→ REQUIRED TASK
Examine the entries below, count the lines holding the string "impuestos", and respond with the number only.

→ DATA TO PROCESS
━━━━━━━━━━━━━━━━
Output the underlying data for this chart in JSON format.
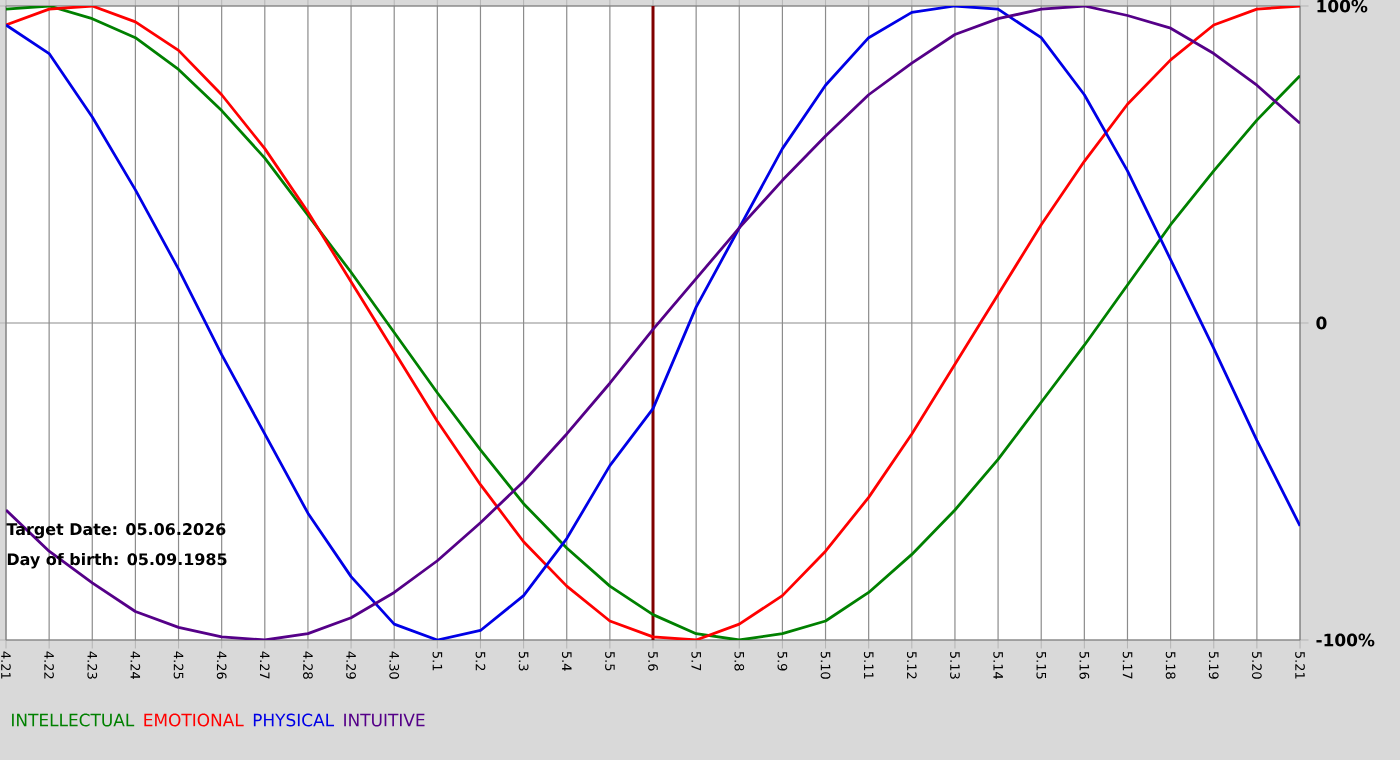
{
  "chart_data": {
    "type": "line",
    "categories": [
      "4.21",
      "4.22",
      "4.23",
      "4.24",
      "4.25",
      "4.26",
      "4.27",
      "4.28",
      "4.29",
      "4.30",
      "5.1",
      "5.2",
      "5.3",
      "5.4",
      "5.5",
      "5.6",
      "5.7",
      "5.8",
      "5.9",
      "5.10",
      "5.11",
      "5.12",
      "5.13",
      "5.14",
      "5.15",
      "5.16",
      "5.17",
      "5.18",
      "5.19",
      "5.20",
      "5.21"
    ],
    "series": [
      {
        "name": "INTELLECTUAL",
        "color": "#008000",
        "values": [
          99,
          100,
          96,
          90,
          80,
          67,
          52,
          34,
          16,
          -3,
          -22,
          -40,
          -57,
          -71,
          -83,
          -92,
          -98,
          -100,
          -98,
          -94,
          -85,
          -73,
          -59,
          -43,
          -25,
          -7,
          12,
          31,
          48,
          64,
          78
        ]
      },
      {
        "name": "EMOTIONAL",
        "color": "#ff0000",
        "values": [
          94,
          99,
          100,
          95,
          86,
          72,
          55,
          35,
          13,
          -9,
          -31,
          -51,
          -69,
          -83,
          -94,
          -99,
          -100,
          -95,
          -86,
          -72,
          -55,
          -35,
          -13,
          9,
          31,
          51,
          69,
          83,
          94,
          99,
          100
        ]
      },
      {
        "name": "PHYSICAL",
        "color": "#0000e6",
        "values": [
          94,
          85,
          65,
          42,
          17,
          -10,
          -35,
          -60,
          -80,
          -95,
          -100,
          -97,
          -86,
          -68,
          -45,
          -27,
          5,
          30,
          55,
          75,
          90,
          98,
          100,
          99,
          90,
          72,
          48,
          20,
          -8,
          -37,
          -64
        ]
      },
      {
        "name": "INTUITIVE",
        "color": "#550088",
        "values": [
          -59,
          -72,
          -82,
          -91,
          -96,
          -99,
          -100,
          -98,
          -93,
          -85,
          -75,
          -63,
          -50,
          -35,
          -19,
          -2,
          14,
          30,
          45,
          59,
          72,
          82,
          91,
          96,
          99,
          100,
          97,
          93,
          85,
          75,
          63
        ]
      }
    ],
    "ylim": [
      -100,
      100
    ],
    "yticks": [
      {
        "value": -100,
        "label": "-100%"
      },
      0,
      {
        "value": 100,
        "label": "100%"
      }
    ],
    "grid": true,
    "legend": "bottom",
    "ref_lines": [
      {
        "axis": "x",
        "value": "5.6",
        "color": "#800000"
      }
    ],
    "annotations": [
      "Target Date: 05.06.2026",
      "Day of birth: 05.09.1985"
    ]
  }
}
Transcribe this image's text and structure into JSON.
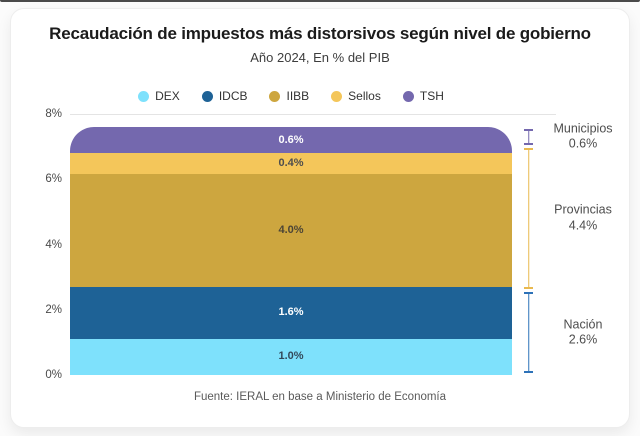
{
  "title": "Recaudación de impuestos más distorsivos según nivel de gobierno",
  "subtitle": "Año 2024, En % del PIB",
  "source": "Fuente: IERAL en base a Ministerio de Economía",
  "chart_data": {
    "type": "bar",
    "stacked": true,
    "title": "Recaudación de impuestos más distorsivos según nivel de gobierno",
    "subtitle": "Año 2024, En % del PIB",
    "unit": "% del PIB",
    "ylim": [
      0,
      8
    ],
    "y_axis": {
      "ticks": [
        {
          "label": "0%",
          "value": 0
        },
        {
          "label": "2%",
          "value": 2
        },
        {
          "label": "4%",
          "value": 4
        },
        {
          "label": "6%",
          "value": 6
        },
        {
          "label": "8%",
          "value": 8
        }
      ]
    },
    "legend_position": "top",
    "series": [
      {
        "name": "DEX",
        "value": 1.0,
        "label": "1.0%",
        "color": "#7EE1FC",
        "label_color": "#33495A"
      },
      {
        "name": "IDCB",
        "value": 1.6,
        "label": "1.6%",
        "color": "#1E6296",
        "label_color": "#FFFFFF"
      },
      {
        "name": "IIBB",
        "value": 4.0,
        "label": "4.0%",
        "color": "#CDA63F",
        "label_color": "#4B4436"
      },
      {
        "name": "Sellos",
        "value": 0.4,
        "label": "0.4%",
        "color": "#F4C65A",
        "label_color": "#4D4D4D"
      },
      {
        "name": "TSH",
        "value": 0.6,
        "label": "0.6%",
        "color": "#7468AE",
        "label_color": "#FFFFFF"
      }
    ],
    "annotations": [
      {
        "label": "Municipios",
        "value": "0.6%",
        "from": 7.0,
        "to": 7.6,
        "color": "#7468AE"
      },
      {
        "label": "Provincias",
        "value": "4.4%",
        "from": 2.6,
        "to": 7.0,
        "color": "#E9B94F"
      },
      {
        "label": "Nación",
        "value": "2.6%",
        "from": 0.0,
        "to": 2.6,
        "color": "#2D72B8"
      }
    ]
  }
}
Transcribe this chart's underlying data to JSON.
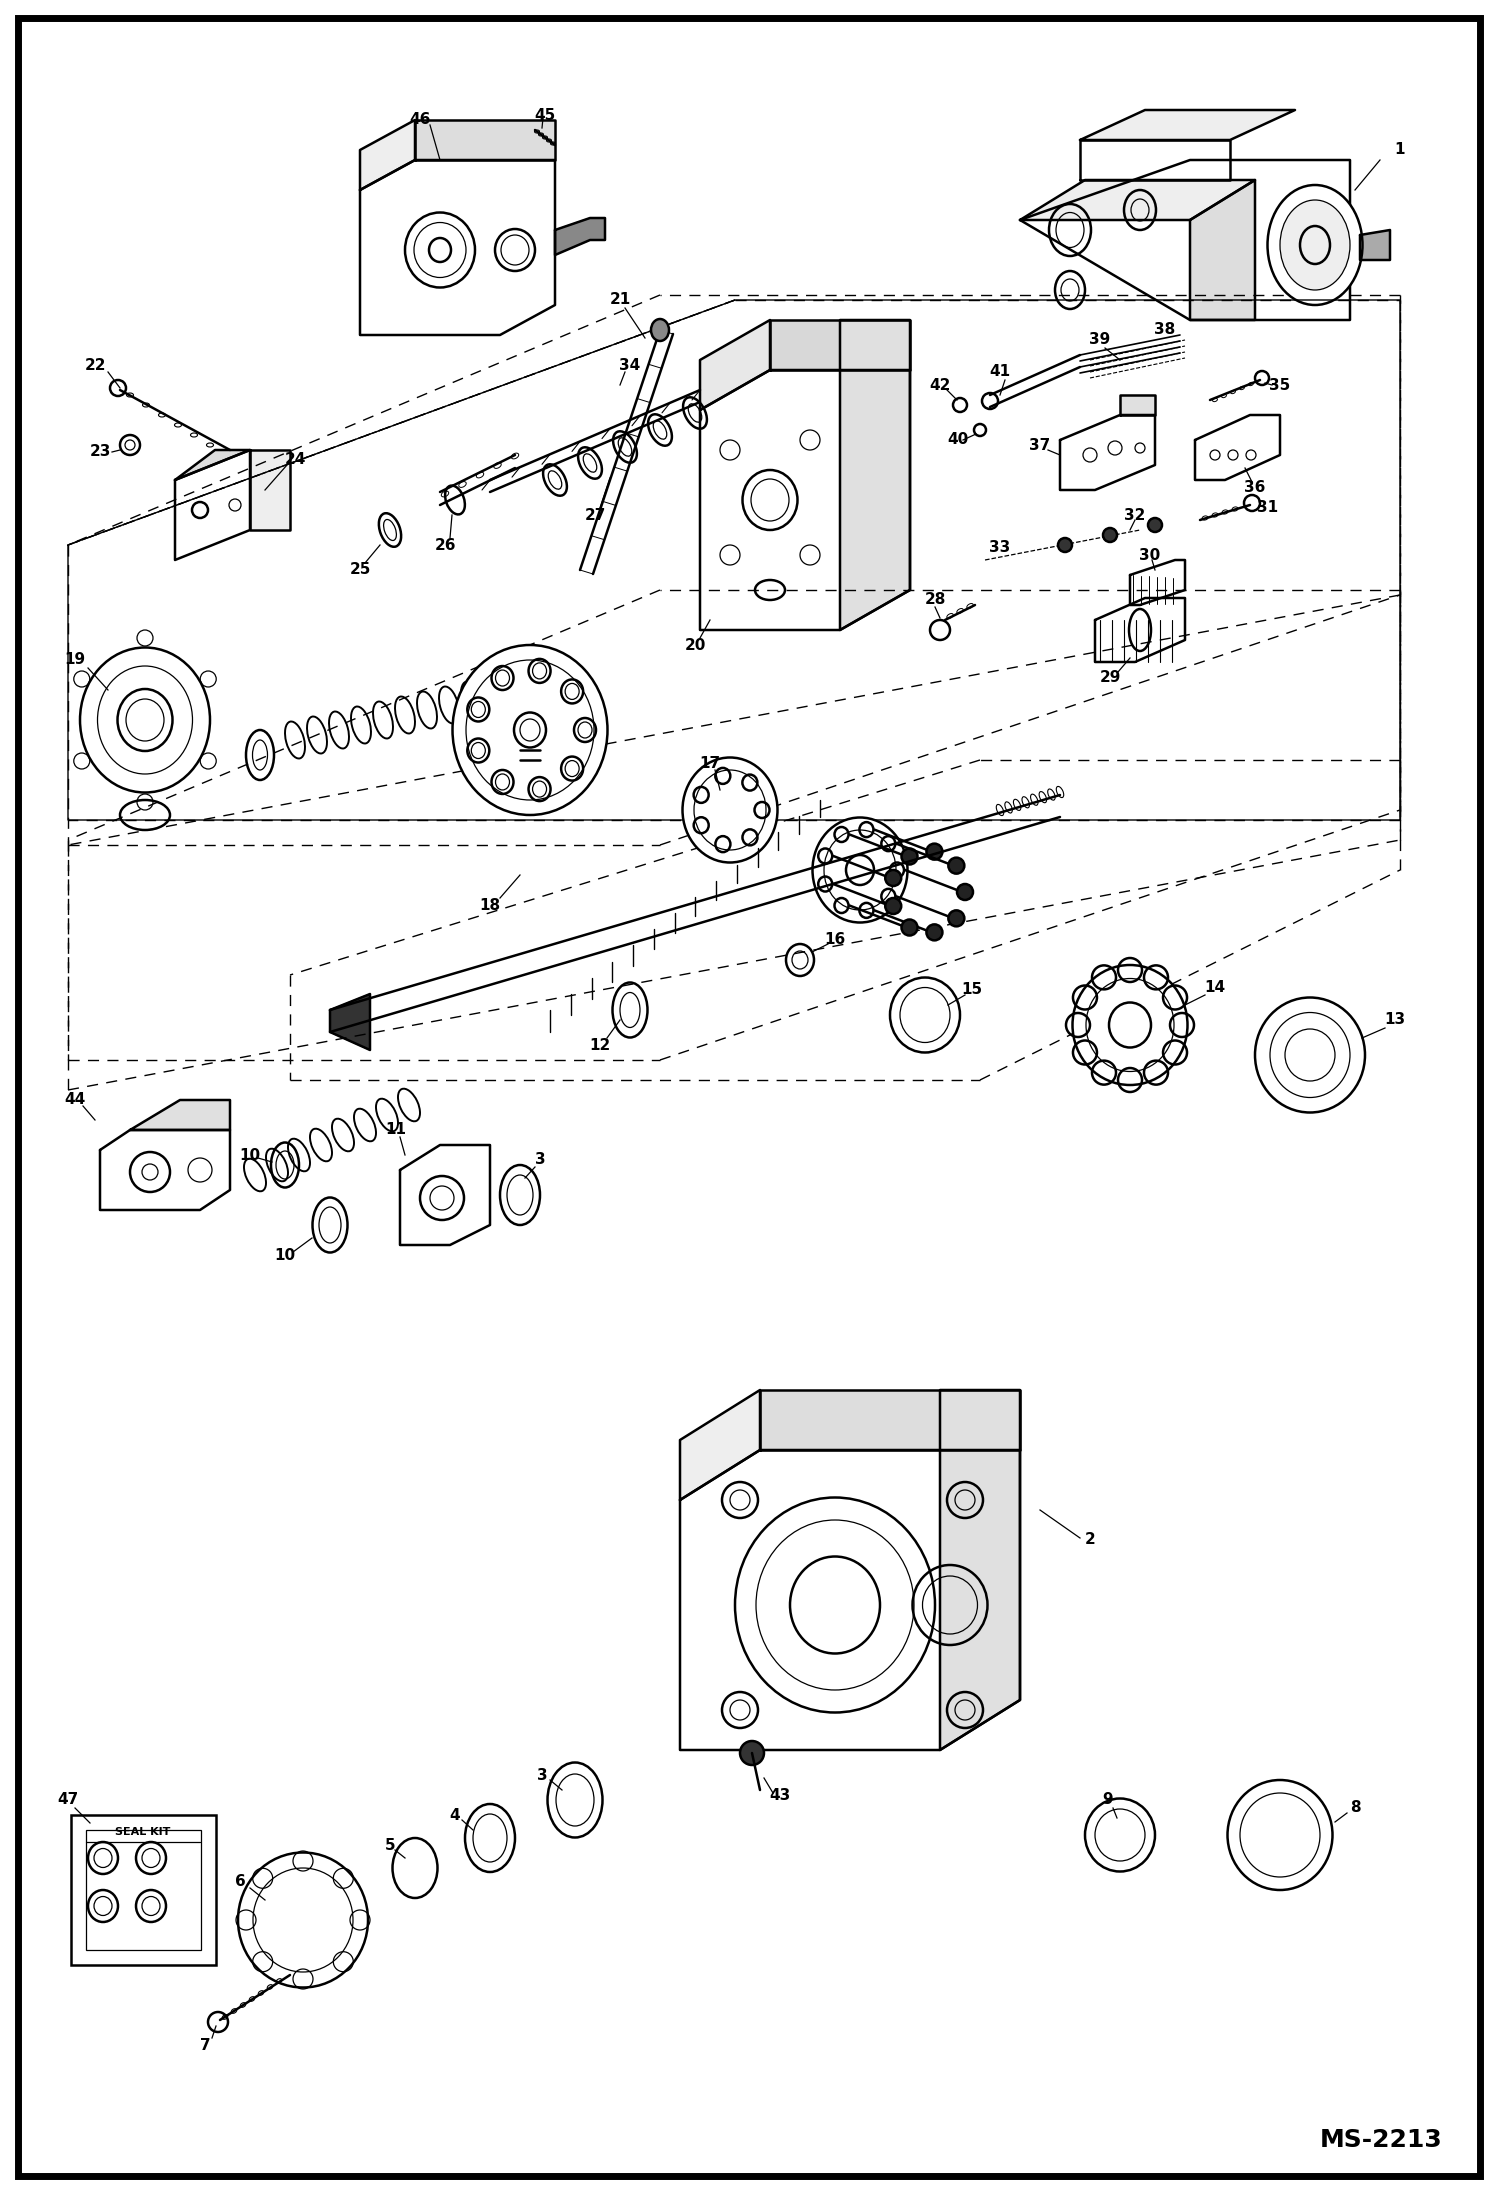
━━━━━━━━━━━━━━━━
→ RESPONSE FOR THIS EXERCISE
2